# OBJECTIVE:
Give the number of lines that include the word "operations", nothing more.

[Lines of data]
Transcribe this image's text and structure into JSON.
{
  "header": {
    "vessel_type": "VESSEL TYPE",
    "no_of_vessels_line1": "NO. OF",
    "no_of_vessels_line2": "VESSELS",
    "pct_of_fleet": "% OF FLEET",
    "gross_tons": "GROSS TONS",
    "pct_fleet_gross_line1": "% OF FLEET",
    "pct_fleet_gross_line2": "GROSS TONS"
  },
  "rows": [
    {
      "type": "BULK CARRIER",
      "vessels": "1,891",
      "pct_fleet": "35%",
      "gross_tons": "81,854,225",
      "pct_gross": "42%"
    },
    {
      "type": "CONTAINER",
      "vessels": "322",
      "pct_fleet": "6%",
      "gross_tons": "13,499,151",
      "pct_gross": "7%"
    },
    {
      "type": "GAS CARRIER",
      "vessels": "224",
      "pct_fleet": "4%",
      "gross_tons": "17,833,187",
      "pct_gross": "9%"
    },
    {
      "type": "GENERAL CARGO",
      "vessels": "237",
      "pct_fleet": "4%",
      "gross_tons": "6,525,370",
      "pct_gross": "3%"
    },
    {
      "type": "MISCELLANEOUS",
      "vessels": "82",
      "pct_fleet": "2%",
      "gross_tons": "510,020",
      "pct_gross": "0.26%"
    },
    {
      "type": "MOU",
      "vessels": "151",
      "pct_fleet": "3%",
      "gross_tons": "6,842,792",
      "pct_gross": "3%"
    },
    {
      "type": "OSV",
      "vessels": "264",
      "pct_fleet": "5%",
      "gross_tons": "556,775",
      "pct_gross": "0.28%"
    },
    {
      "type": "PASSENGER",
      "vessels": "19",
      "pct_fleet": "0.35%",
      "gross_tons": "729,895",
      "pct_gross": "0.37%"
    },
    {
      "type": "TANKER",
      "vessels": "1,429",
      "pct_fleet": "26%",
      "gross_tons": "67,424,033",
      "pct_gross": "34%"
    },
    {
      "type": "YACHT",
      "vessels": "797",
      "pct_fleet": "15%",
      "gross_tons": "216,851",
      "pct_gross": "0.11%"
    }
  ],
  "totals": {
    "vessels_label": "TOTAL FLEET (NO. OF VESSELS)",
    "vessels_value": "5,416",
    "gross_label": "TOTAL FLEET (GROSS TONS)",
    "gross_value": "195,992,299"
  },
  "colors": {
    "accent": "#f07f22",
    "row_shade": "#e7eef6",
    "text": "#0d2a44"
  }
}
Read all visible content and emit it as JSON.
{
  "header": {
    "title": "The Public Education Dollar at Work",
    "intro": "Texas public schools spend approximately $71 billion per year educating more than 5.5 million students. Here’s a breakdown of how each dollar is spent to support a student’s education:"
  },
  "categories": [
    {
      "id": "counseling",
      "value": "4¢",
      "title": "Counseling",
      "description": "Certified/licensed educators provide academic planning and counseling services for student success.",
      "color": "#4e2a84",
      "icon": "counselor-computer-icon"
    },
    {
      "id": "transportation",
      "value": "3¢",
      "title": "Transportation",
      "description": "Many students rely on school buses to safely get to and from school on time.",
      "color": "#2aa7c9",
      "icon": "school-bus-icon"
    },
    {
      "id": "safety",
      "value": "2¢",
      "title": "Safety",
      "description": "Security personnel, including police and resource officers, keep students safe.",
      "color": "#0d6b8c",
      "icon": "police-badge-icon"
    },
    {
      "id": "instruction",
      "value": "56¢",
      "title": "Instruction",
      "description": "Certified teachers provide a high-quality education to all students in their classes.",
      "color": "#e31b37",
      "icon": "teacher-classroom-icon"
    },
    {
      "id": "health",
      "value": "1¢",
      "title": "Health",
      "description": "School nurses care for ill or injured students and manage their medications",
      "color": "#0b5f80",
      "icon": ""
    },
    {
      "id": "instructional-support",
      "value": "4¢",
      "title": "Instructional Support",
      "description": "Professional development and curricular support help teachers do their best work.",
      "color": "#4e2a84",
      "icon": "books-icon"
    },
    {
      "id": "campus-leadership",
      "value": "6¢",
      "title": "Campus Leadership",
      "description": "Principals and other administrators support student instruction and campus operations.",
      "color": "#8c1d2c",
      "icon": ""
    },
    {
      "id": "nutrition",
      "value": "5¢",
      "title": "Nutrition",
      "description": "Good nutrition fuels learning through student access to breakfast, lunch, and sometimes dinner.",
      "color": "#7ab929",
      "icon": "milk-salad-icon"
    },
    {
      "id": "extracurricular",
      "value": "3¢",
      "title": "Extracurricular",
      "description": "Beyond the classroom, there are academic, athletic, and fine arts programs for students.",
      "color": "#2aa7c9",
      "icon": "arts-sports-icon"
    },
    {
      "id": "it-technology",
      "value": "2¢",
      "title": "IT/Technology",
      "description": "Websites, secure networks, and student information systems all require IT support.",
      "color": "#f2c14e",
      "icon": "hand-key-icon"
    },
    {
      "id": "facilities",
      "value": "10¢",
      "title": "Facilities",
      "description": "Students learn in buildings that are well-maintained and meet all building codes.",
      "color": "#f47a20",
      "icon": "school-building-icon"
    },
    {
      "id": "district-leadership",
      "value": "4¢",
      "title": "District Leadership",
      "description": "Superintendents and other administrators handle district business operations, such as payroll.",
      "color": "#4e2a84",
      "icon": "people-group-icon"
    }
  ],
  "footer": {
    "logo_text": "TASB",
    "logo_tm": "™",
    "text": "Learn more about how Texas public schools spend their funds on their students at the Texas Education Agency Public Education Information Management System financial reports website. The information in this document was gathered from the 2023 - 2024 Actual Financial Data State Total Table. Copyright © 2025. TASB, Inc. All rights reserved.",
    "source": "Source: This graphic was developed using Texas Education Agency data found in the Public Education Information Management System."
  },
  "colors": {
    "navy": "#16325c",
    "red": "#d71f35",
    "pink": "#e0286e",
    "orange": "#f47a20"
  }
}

# PROBLEM SOLUTION:
2